WHAT IS NEEDED:
Where the string "درصد" occurs in the material below, report the whole line.
============
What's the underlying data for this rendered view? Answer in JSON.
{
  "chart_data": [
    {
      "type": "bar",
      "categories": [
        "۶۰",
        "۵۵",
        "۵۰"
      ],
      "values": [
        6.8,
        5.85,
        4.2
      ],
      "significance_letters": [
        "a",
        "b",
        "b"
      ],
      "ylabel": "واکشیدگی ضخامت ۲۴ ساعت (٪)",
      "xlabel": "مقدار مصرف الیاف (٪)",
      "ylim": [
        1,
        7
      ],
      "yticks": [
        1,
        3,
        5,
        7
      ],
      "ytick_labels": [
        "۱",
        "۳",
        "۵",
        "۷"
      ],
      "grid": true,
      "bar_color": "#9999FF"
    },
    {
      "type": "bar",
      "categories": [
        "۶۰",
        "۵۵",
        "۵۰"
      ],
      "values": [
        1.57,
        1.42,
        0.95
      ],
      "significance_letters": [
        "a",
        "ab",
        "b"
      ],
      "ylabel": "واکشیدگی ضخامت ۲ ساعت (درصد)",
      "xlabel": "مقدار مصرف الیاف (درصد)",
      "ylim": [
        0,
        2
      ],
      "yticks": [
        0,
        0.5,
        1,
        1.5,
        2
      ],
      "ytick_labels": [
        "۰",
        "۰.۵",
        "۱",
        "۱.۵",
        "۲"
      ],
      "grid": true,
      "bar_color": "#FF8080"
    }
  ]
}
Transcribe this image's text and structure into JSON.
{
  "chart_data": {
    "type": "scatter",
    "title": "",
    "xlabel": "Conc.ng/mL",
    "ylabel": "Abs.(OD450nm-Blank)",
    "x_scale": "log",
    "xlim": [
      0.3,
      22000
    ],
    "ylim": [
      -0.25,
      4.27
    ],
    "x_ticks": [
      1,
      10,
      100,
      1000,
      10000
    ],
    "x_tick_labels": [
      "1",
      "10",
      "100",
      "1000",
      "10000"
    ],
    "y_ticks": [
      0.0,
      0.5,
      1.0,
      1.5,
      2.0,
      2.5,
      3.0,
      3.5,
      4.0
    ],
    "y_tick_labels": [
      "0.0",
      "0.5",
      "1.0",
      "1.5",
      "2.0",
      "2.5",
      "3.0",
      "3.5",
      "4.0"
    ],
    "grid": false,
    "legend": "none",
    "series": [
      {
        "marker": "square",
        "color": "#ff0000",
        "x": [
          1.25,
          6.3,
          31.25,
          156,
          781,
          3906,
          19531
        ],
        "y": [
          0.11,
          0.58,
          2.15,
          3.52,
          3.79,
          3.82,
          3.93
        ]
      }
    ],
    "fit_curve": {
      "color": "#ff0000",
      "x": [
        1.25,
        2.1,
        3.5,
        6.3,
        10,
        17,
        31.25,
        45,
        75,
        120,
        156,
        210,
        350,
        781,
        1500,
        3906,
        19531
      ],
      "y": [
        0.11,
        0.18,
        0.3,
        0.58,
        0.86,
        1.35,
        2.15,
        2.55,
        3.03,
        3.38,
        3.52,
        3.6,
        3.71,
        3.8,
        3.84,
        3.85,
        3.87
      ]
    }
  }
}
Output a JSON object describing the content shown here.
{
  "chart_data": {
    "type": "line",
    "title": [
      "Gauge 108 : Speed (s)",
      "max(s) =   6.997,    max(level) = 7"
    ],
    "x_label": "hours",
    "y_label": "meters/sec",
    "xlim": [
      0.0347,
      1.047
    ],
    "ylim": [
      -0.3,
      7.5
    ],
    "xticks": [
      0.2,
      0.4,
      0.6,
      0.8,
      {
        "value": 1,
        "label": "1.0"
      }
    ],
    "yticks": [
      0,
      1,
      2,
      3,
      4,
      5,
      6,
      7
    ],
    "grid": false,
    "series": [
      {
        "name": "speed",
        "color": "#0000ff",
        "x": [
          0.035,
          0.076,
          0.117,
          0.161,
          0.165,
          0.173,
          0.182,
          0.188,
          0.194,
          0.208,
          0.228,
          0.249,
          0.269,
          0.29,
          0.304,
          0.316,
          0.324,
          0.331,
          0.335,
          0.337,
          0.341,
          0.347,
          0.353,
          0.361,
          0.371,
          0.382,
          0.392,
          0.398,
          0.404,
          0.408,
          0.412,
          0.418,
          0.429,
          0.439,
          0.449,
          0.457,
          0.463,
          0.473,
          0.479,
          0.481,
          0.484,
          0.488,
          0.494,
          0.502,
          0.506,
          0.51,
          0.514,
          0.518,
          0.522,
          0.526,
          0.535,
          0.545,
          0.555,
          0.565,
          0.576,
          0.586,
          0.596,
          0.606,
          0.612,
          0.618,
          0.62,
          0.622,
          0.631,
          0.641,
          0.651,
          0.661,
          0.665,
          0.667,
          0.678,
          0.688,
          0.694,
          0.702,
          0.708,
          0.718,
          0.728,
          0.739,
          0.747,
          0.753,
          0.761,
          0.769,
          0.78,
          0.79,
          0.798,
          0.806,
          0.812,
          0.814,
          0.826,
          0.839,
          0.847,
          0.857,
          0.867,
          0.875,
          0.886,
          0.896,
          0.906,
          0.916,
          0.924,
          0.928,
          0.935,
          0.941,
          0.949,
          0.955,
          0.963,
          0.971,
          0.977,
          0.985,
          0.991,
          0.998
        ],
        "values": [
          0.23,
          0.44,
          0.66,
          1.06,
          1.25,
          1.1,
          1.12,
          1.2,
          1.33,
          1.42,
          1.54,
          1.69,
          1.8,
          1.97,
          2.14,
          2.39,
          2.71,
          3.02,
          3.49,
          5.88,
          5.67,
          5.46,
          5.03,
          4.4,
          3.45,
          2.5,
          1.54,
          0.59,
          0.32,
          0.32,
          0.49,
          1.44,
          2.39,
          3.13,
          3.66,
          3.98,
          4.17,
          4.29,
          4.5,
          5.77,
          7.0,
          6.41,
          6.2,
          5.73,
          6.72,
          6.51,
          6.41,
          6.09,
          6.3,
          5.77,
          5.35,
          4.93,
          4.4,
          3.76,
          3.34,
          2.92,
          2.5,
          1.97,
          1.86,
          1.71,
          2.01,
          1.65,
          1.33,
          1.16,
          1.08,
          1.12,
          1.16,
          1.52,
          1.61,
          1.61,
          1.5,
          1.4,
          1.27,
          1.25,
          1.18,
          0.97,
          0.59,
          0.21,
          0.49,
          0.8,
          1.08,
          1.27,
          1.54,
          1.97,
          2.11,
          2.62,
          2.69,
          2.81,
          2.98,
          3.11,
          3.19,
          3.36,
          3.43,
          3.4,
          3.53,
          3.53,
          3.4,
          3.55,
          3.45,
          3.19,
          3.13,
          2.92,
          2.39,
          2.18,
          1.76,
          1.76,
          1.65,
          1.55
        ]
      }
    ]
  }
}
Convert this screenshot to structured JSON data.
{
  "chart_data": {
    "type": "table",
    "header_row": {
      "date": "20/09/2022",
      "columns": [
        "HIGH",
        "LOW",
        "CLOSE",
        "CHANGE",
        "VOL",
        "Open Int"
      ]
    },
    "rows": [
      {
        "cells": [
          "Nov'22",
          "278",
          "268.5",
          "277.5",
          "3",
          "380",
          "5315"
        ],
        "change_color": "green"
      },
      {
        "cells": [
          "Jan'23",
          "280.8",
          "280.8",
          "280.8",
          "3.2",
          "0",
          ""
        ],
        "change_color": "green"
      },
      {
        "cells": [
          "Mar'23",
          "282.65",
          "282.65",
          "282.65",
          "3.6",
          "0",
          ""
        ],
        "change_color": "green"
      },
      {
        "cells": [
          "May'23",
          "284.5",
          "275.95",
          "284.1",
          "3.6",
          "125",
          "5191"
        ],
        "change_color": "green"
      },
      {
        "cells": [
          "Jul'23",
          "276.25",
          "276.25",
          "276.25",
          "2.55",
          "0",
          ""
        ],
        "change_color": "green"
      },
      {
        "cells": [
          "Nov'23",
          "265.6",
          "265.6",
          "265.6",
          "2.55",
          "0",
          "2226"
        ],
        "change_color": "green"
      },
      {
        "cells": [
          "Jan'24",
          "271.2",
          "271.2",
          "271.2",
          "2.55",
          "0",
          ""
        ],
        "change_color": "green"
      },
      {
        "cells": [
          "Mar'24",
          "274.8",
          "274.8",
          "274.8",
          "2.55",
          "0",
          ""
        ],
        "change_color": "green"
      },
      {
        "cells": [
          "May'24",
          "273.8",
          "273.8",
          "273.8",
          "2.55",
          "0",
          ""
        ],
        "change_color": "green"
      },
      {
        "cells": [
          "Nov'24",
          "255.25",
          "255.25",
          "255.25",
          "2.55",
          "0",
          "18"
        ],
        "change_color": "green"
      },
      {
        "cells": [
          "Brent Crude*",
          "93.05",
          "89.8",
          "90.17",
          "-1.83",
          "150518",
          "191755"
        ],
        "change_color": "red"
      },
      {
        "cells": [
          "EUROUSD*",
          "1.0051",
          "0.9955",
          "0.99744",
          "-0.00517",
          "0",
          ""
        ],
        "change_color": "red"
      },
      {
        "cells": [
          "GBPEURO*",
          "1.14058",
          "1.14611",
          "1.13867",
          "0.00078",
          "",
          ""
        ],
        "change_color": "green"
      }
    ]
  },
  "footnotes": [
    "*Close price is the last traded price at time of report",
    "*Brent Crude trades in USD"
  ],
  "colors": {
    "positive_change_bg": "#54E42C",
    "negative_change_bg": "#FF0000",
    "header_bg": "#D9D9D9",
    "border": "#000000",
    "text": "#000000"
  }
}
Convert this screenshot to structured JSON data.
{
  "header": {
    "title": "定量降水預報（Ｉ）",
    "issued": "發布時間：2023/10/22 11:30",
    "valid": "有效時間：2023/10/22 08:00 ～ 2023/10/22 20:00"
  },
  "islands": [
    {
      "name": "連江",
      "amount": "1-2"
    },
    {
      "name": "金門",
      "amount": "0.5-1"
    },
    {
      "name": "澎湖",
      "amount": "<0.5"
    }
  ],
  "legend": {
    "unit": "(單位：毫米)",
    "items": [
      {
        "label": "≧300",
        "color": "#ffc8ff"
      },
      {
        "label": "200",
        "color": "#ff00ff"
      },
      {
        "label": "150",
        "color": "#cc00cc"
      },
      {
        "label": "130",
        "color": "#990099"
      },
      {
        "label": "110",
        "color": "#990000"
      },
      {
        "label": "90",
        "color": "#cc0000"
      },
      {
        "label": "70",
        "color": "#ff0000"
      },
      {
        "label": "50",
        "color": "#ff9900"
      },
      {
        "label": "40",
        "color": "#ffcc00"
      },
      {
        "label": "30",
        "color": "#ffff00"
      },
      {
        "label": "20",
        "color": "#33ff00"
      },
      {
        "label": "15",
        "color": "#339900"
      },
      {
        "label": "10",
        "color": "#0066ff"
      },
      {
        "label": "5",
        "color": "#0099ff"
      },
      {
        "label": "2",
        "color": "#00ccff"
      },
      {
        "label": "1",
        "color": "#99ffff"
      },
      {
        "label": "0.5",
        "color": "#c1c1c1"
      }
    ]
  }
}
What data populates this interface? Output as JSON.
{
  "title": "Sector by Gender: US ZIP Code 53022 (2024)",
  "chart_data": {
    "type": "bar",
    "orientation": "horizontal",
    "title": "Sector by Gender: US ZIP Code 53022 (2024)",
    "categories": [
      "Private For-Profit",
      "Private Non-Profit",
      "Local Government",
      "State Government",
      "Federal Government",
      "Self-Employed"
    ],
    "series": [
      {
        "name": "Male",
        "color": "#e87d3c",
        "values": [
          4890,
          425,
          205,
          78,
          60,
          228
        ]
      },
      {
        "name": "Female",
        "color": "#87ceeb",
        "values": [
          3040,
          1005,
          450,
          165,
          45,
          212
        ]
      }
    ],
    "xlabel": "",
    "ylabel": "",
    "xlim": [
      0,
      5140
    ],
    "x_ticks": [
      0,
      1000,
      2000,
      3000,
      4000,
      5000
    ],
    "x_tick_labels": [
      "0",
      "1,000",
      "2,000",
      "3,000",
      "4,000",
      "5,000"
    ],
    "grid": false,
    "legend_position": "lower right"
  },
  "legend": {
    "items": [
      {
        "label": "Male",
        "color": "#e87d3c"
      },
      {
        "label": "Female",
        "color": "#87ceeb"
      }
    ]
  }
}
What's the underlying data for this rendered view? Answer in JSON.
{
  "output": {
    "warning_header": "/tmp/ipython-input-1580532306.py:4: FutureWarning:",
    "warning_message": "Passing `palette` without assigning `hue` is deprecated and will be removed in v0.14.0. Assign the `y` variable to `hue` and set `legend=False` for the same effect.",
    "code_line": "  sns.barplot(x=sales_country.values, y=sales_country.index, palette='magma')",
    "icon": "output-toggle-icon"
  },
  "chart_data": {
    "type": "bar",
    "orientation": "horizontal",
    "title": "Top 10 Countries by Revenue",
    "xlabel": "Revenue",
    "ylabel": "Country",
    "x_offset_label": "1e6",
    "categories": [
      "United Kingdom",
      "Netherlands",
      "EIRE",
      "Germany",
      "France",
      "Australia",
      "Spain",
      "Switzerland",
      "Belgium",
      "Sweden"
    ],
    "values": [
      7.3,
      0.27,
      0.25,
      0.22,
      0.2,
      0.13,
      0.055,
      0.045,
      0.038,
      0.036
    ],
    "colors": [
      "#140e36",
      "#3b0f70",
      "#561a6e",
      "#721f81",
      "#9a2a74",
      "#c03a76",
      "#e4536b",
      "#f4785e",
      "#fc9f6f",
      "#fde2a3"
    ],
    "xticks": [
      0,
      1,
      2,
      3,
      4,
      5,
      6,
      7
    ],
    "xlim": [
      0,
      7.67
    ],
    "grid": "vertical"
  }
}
============
REPLY:
      "ylabel": "واکشیدگی ضخامت ۲ ساعت (درصد)",
      "xlabel": "مقدار مصرف الیاف (درصد)",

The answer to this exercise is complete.